## Begin Provided information
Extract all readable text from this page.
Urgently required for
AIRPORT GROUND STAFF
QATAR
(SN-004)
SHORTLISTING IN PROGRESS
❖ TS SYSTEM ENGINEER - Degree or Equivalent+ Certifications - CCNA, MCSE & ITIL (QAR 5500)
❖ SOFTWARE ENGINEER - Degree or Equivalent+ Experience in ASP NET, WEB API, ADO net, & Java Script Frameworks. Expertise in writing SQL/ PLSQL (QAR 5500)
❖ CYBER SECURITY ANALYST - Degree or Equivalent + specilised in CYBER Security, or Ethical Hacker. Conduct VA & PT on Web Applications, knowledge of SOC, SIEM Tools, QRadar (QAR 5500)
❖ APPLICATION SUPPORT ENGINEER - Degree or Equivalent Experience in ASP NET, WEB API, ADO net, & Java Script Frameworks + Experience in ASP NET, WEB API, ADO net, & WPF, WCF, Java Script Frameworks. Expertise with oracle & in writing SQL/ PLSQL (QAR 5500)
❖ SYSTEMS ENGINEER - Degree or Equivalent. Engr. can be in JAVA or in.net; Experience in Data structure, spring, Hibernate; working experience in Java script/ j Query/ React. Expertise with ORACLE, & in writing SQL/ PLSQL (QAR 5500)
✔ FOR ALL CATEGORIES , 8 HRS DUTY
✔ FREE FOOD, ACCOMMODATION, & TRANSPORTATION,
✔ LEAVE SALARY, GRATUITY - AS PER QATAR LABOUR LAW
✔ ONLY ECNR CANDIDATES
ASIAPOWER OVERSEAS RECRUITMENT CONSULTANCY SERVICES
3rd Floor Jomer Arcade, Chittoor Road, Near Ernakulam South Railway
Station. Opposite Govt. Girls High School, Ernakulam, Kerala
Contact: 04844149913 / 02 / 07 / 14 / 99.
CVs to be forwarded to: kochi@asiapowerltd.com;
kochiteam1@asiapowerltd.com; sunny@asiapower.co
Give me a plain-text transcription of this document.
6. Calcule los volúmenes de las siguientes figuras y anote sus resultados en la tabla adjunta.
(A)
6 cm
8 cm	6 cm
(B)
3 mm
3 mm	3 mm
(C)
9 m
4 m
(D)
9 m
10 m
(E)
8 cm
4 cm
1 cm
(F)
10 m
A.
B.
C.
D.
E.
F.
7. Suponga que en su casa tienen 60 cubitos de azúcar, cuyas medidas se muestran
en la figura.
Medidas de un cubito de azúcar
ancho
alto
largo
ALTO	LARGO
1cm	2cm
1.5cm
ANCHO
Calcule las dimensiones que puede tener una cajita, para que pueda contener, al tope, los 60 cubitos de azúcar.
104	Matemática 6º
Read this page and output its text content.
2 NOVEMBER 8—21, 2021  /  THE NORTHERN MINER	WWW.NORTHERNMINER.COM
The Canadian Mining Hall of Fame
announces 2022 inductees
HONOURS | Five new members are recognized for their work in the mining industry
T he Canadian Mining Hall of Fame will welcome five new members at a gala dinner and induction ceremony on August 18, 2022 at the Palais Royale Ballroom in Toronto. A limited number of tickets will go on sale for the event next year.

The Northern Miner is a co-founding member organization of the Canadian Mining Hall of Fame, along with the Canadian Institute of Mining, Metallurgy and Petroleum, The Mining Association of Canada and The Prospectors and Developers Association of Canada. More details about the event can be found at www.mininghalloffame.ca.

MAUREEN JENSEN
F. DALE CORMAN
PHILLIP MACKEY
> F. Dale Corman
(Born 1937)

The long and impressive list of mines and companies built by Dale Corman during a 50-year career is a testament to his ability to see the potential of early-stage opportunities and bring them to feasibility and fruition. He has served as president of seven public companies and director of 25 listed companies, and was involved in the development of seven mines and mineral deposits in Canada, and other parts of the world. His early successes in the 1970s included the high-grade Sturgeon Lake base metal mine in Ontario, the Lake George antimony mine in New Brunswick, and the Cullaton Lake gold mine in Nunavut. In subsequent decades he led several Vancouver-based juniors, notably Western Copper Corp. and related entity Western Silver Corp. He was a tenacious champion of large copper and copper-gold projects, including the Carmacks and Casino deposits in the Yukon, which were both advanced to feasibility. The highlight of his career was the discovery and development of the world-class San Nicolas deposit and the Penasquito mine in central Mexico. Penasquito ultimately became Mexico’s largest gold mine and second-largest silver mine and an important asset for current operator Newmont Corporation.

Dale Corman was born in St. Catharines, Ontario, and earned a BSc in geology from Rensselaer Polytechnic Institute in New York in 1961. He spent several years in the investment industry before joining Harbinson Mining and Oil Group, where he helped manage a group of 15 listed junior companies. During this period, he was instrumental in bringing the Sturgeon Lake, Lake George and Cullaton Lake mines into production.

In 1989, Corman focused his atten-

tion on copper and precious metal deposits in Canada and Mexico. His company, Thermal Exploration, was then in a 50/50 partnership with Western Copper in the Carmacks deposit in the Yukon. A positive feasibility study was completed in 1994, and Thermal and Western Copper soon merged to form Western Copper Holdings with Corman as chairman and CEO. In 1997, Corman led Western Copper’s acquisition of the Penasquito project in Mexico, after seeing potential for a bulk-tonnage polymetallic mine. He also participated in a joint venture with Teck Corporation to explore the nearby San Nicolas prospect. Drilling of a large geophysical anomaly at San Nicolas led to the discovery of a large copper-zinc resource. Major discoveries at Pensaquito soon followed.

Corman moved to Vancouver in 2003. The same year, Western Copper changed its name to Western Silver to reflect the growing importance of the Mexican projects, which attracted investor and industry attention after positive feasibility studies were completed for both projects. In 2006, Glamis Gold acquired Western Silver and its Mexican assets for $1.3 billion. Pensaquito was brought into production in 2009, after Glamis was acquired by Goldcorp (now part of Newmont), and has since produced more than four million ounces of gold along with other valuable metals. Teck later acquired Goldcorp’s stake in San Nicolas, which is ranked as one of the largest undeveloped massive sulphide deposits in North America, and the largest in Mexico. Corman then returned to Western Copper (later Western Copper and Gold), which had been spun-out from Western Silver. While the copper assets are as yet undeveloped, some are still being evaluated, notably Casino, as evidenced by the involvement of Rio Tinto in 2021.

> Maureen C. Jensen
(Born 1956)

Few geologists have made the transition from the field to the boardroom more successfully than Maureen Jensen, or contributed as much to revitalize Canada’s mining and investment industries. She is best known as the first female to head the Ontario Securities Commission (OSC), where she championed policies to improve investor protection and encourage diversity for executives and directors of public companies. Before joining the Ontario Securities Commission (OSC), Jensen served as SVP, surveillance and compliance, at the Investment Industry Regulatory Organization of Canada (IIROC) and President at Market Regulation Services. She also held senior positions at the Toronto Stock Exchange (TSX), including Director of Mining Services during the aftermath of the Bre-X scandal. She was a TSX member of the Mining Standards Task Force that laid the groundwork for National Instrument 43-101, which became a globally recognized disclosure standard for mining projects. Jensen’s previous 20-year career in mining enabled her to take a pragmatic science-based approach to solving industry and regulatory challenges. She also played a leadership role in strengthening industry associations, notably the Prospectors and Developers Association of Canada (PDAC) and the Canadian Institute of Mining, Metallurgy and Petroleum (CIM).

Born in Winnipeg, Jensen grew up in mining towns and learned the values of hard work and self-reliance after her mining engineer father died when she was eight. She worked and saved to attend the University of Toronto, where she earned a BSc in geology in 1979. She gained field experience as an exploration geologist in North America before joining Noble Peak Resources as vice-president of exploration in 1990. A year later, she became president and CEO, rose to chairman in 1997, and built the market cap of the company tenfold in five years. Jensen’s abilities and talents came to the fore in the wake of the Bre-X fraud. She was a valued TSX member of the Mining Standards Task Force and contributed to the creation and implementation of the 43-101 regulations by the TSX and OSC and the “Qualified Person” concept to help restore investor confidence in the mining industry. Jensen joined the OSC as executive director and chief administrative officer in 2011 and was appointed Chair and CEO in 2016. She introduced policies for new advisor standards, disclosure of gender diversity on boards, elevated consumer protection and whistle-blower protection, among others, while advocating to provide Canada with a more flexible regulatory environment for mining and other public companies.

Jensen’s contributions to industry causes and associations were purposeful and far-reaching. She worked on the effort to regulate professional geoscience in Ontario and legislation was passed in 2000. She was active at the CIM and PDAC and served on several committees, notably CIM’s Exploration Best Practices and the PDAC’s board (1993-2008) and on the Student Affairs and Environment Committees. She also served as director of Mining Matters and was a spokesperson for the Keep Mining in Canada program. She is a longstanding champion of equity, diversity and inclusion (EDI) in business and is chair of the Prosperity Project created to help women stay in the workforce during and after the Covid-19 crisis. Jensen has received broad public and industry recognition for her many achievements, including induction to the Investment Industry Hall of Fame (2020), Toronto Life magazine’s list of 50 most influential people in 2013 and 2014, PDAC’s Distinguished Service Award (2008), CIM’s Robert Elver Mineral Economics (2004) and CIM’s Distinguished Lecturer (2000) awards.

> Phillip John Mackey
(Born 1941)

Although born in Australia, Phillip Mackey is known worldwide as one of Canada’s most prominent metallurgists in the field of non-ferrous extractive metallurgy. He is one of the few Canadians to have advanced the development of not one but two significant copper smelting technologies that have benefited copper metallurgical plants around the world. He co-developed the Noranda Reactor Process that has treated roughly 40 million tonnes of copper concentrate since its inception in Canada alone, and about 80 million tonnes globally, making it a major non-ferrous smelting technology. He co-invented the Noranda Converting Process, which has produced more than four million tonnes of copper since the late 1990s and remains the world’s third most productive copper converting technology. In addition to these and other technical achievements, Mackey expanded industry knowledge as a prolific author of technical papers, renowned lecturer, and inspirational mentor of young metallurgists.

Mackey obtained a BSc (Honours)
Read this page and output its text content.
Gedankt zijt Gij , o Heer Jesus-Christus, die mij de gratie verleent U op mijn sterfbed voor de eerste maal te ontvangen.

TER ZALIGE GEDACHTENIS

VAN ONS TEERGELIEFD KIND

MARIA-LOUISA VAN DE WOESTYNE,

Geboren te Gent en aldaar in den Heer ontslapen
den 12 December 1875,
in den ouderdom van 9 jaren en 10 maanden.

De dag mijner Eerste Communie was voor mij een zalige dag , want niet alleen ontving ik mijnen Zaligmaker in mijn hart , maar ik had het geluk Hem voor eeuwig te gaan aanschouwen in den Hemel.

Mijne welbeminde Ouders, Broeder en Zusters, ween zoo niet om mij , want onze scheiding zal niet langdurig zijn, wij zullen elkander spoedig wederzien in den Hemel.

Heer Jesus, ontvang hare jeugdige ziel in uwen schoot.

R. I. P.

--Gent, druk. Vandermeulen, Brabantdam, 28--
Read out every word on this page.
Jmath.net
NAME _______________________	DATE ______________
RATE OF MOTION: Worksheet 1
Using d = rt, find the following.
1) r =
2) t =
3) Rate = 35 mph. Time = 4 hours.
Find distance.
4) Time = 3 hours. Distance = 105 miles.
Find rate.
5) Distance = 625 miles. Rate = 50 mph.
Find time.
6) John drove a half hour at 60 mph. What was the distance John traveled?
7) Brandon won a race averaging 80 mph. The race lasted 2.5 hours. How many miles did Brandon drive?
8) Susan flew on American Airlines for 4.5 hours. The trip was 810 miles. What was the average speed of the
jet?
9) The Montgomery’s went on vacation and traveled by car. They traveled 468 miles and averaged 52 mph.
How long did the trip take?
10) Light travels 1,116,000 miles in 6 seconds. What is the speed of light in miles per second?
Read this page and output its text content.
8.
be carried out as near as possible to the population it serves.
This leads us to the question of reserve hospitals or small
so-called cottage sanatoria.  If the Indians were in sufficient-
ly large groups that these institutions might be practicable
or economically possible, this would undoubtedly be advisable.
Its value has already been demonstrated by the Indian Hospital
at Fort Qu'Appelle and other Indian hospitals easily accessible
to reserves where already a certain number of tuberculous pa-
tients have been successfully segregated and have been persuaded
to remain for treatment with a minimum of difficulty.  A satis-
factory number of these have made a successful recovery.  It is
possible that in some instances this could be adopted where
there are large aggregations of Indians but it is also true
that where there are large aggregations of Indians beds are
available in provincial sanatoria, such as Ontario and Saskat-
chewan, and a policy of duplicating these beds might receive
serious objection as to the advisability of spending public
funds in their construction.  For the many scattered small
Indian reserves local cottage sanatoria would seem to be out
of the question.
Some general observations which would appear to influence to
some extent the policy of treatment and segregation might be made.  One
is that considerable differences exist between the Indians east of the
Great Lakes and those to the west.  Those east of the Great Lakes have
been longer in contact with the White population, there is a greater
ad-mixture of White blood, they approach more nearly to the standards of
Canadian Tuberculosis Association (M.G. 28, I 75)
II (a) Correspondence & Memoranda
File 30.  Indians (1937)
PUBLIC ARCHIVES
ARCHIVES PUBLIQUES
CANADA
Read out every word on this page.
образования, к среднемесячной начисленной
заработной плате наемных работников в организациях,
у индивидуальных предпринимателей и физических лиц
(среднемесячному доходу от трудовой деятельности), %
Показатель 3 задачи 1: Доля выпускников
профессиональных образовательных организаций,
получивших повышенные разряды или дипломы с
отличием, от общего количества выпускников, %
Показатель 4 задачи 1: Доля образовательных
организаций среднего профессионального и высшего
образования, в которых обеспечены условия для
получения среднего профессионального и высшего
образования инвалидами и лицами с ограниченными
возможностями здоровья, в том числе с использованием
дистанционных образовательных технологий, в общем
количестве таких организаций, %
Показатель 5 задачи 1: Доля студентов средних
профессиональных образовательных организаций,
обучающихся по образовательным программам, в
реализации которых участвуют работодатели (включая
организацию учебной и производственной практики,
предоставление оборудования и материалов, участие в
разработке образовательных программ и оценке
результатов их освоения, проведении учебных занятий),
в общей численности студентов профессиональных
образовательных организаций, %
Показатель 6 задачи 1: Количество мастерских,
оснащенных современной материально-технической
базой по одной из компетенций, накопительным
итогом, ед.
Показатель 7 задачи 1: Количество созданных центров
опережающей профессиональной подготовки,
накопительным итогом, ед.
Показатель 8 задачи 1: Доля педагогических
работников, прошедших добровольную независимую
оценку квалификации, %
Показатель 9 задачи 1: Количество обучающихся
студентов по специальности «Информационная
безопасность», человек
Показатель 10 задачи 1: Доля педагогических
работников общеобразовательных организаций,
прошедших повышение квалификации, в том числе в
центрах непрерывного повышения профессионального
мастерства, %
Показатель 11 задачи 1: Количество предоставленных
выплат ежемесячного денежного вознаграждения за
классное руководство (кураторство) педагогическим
## End Provided information
# Objective
Copy out every line from the data above that has "Доля" in it.

# Reply to the exercise
Показатель 3 задачи 1: Доля выпускников
Показатель 4 задачи 1: Доля образовательных
Показатель 5 задачи 1: Доля студентов средних
Показатель 8 задачи 1: Доля педагогических
Показатель 10 задачи 1: Доля педагогических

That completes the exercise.